PROVIDED ENTRIES:
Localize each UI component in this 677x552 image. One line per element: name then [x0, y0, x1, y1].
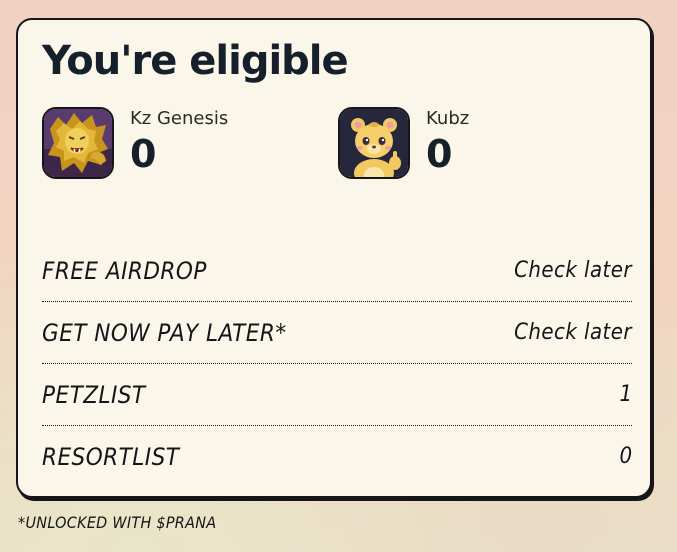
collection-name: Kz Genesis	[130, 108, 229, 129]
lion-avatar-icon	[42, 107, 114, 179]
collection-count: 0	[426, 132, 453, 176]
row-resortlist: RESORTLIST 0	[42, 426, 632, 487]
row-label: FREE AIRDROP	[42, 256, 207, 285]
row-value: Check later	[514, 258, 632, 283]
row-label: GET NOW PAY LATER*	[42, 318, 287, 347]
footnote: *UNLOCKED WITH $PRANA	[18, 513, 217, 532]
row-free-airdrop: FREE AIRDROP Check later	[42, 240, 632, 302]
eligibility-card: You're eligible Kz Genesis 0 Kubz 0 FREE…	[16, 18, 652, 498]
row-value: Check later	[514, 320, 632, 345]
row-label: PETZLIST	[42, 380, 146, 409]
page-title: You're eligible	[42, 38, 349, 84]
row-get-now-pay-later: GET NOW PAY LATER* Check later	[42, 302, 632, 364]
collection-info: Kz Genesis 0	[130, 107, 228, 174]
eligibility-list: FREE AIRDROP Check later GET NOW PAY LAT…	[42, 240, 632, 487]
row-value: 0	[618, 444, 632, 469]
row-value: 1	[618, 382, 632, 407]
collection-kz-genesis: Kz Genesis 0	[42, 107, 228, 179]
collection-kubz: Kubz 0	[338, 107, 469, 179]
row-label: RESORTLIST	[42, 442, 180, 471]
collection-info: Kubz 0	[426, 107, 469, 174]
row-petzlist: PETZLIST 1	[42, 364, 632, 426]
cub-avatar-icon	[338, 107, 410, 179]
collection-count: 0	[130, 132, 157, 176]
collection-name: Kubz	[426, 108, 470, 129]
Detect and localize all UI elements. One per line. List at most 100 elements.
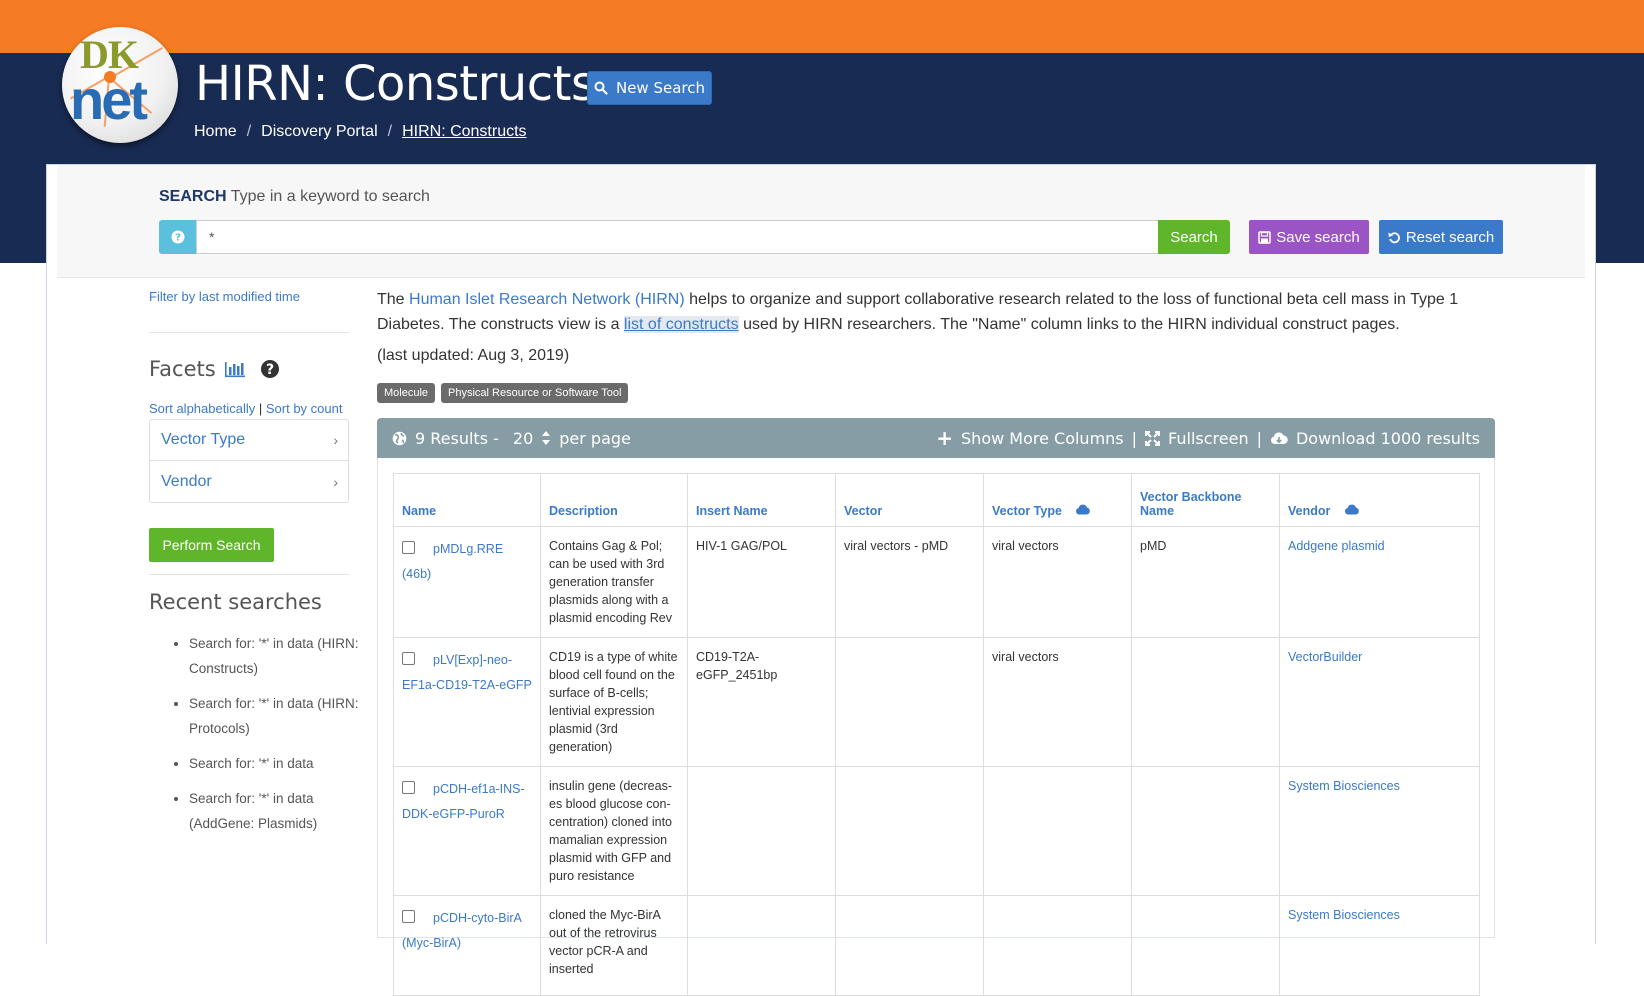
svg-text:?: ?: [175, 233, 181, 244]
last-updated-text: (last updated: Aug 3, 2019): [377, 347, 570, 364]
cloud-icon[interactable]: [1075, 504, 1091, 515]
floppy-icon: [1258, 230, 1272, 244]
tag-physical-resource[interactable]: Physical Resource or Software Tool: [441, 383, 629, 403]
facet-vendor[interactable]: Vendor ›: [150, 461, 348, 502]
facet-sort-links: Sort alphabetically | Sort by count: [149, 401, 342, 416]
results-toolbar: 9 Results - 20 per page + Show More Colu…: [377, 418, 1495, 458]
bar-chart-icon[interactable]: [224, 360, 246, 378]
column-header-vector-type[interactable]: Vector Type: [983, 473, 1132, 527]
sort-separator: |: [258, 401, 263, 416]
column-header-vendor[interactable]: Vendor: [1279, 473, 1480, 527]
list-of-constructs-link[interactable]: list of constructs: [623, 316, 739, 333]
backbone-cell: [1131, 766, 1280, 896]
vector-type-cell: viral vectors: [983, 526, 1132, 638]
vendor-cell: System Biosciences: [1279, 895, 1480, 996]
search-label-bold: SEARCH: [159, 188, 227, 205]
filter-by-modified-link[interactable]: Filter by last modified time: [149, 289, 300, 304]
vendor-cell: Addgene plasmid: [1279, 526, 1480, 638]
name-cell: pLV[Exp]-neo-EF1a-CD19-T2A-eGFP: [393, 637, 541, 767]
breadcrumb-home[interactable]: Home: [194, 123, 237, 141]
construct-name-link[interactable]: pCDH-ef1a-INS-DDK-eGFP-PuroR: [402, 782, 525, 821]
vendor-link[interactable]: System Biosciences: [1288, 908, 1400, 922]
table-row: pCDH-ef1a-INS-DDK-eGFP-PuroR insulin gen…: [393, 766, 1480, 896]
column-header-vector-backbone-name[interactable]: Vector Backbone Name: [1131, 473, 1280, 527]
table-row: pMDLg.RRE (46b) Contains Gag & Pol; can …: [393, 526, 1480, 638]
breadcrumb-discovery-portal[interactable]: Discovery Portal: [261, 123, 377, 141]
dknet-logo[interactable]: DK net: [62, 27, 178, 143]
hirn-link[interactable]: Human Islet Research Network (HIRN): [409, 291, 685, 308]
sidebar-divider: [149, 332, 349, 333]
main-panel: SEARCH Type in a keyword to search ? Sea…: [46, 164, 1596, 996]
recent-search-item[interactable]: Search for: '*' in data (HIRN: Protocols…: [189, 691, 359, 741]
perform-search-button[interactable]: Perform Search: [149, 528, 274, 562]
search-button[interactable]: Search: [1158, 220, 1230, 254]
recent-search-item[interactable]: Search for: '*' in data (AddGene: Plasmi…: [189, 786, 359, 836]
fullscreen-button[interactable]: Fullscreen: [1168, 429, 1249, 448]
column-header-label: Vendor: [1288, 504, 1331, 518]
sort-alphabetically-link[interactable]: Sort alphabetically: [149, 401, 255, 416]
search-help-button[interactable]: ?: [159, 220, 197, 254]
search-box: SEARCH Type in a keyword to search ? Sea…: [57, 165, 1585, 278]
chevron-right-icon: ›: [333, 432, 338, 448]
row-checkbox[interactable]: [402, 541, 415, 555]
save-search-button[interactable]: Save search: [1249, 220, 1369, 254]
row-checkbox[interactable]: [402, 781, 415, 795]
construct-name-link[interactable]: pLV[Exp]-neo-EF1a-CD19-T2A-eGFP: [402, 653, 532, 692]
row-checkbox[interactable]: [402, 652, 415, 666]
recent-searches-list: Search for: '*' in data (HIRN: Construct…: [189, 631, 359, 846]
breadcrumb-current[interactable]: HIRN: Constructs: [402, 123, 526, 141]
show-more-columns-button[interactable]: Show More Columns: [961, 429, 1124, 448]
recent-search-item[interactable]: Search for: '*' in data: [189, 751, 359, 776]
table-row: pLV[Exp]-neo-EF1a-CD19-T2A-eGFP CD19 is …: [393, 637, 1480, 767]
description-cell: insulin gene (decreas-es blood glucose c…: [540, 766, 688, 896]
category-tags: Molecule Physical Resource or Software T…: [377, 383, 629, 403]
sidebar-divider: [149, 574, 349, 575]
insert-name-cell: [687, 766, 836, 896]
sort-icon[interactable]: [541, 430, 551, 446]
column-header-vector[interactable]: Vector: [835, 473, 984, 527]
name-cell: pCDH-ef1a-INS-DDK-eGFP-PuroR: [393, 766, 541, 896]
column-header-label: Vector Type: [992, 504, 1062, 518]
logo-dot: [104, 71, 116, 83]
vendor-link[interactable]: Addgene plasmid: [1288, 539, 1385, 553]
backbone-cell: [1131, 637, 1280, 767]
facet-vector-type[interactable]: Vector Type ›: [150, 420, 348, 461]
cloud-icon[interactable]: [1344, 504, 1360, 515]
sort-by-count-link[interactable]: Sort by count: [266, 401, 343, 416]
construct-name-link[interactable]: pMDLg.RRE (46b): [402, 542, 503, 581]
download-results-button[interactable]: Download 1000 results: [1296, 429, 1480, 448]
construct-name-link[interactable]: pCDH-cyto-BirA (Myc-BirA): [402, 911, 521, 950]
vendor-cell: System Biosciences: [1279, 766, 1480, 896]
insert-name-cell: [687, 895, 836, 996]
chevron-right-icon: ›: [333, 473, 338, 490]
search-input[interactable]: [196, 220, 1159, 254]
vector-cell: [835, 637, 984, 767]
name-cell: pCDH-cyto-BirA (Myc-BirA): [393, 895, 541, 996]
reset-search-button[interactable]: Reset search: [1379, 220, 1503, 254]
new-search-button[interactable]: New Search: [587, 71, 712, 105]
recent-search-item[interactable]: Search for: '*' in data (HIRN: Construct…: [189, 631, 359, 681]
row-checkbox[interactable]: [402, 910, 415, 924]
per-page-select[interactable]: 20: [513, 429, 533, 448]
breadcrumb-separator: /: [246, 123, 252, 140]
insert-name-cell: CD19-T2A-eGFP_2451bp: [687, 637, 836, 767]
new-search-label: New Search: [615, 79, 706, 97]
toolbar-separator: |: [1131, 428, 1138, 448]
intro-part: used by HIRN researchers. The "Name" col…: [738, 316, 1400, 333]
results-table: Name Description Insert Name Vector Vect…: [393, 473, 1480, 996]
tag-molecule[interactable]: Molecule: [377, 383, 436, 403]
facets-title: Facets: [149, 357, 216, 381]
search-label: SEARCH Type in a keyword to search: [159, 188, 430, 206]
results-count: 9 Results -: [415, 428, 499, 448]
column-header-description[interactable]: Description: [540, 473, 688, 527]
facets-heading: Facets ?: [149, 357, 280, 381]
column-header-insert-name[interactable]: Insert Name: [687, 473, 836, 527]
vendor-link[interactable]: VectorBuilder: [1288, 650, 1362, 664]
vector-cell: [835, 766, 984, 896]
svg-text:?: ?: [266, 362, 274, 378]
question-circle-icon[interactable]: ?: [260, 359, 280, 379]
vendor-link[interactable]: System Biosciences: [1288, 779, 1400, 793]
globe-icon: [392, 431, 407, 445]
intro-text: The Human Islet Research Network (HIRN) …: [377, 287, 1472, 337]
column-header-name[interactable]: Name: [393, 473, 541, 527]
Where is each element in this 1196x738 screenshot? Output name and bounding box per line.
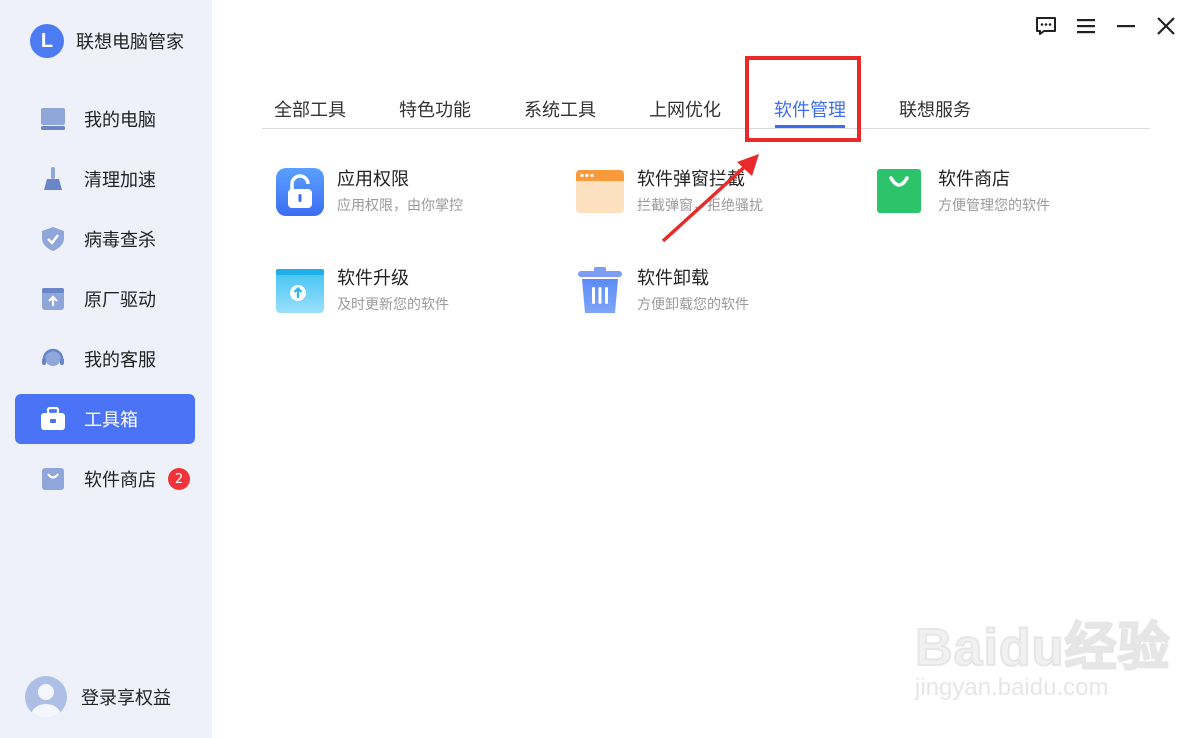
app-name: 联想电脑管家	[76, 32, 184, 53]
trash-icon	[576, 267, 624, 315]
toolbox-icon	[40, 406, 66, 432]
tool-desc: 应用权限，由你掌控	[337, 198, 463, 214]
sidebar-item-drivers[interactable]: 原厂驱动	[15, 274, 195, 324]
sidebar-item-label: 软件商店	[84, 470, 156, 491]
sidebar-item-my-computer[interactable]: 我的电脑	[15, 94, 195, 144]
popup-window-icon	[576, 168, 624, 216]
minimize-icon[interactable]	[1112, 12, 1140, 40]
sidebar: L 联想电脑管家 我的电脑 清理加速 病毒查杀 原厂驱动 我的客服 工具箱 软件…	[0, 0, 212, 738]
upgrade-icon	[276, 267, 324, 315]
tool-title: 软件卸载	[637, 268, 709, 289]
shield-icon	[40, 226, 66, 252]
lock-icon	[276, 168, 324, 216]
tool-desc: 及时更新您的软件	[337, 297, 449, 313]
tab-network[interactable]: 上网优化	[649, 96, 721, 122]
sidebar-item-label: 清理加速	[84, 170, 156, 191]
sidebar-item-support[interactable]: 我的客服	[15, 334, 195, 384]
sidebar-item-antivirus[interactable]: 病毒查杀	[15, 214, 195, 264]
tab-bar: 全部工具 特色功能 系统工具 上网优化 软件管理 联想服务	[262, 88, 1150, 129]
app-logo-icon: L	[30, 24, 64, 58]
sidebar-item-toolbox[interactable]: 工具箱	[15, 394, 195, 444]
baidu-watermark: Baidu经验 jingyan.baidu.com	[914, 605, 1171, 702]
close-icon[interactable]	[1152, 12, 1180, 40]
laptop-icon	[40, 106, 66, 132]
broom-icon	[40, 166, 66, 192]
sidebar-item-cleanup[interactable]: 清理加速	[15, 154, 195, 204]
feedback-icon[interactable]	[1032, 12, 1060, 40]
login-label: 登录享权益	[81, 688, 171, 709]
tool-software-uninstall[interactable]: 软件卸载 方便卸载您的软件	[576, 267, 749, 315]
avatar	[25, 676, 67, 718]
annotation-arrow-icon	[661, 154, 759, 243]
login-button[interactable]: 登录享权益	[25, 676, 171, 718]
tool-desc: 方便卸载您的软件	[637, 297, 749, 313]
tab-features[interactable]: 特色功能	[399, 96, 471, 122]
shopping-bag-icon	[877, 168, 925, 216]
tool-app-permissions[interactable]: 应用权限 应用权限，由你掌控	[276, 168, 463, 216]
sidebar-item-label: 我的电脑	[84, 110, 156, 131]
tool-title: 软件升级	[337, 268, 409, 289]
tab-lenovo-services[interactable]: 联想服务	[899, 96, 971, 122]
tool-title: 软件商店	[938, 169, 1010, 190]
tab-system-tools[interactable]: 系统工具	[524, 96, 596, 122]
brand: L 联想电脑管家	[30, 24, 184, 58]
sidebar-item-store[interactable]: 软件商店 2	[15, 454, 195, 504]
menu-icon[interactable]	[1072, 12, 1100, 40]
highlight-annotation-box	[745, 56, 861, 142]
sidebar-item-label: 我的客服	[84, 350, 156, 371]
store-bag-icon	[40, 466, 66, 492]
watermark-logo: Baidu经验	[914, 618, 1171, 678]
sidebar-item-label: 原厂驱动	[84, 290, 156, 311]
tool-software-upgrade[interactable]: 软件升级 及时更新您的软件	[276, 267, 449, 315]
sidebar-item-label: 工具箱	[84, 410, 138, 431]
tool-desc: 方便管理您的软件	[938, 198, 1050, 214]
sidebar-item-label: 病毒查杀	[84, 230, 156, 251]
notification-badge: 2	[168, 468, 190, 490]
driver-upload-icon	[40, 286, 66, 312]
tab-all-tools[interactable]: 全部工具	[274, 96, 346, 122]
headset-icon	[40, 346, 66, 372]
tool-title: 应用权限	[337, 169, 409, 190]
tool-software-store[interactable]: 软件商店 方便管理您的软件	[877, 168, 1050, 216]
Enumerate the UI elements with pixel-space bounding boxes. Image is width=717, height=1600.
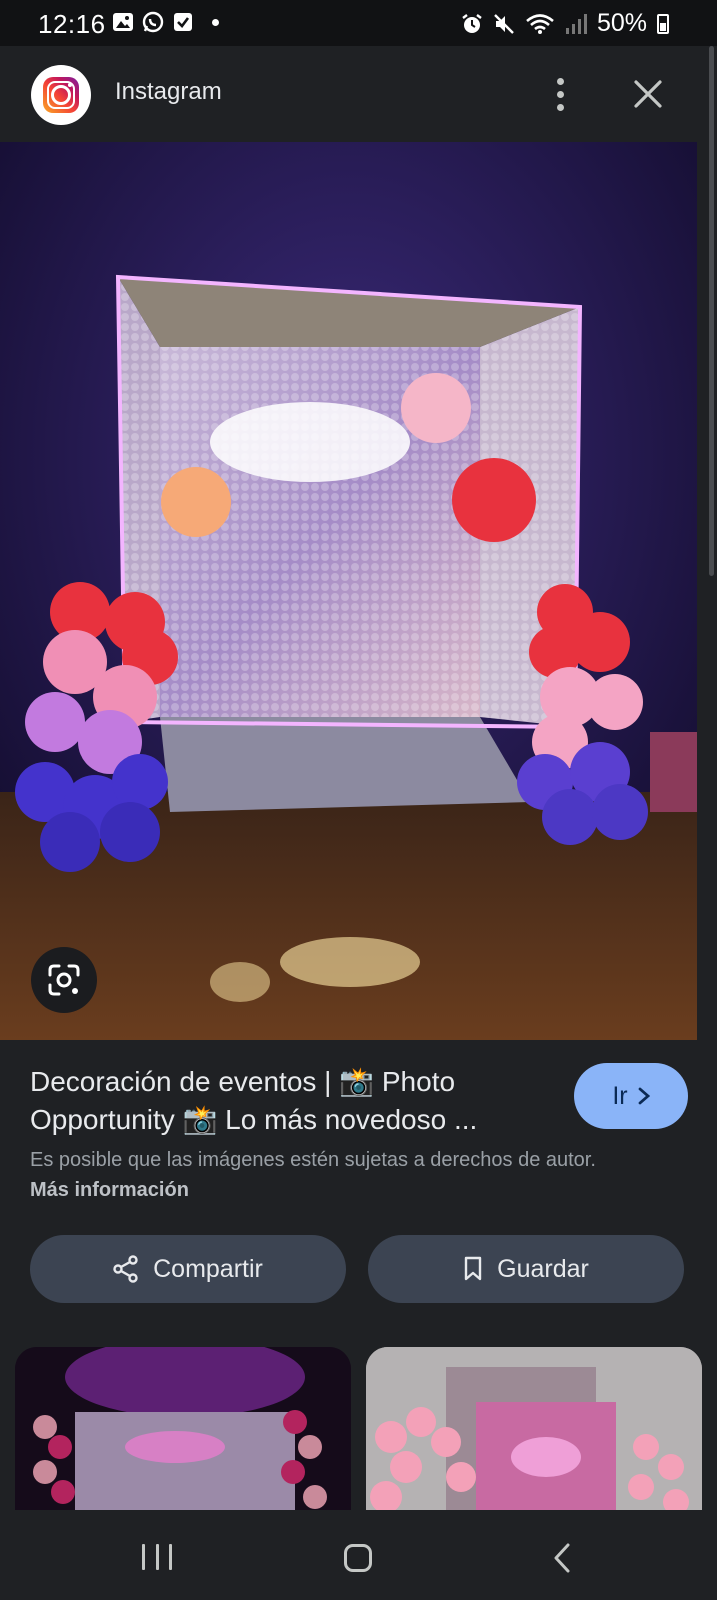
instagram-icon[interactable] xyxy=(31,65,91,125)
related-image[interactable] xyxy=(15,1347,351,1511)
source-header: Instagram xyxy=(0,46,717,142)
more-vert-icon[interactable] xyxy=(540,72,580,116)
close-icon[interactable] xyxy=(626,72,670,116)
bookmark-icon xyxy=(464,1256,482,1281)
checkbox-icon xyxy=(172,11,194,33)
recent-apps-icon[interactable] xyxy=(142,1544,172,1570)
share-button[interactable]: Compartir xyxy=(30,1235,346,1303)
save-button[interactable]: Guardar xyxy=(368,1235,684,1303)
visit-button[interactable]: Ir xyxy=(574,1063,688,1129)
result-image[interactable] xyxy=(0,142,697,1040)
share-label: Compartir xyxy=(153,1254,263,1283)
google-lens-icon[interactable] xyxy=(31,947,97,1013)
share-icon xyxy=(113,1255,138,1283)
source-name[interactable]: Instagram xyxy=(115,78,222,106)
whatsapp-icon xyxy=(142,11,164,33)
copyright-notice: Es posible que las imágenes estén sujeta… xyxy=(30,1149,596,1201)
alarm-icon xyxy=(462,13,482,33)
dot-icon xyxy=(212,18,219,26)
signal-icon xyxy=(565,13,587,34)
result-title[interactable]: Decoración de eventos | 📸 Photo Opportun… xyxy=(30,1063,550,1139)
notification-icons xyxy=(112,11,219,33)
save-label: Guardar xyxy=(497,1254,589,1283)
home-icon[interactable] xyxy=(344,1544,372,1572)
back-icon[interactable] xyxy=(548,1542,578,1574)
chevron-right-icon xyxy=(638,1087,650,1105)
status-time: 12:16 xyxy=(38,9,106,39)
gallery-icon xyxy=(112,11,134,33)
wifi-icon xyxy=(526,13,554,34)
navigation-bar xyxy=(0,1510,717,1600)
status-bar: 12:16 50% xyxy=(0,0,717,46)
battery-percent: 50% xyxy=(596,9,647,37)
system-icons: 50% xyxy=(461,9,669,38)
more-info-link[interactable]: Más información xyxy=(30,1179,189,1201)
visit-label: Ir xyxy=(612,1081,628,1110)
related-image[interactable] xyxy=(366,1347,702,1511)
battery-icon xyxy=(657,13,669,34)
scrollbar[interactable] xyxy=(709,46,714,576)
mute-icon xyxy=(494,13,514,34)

PROBLEM DETAILS: Your task is to copy each line of the data above that holds "insulin".

EXERCISE ANSWER:
table-row: pCDH-ef1a-INS-DDK-eGFP-PuroR insulin gen…: [393, 766, 1480, 896]
description-cell: insulin gene (decreas-es blood glucose c…: [540, 766, 688, 896]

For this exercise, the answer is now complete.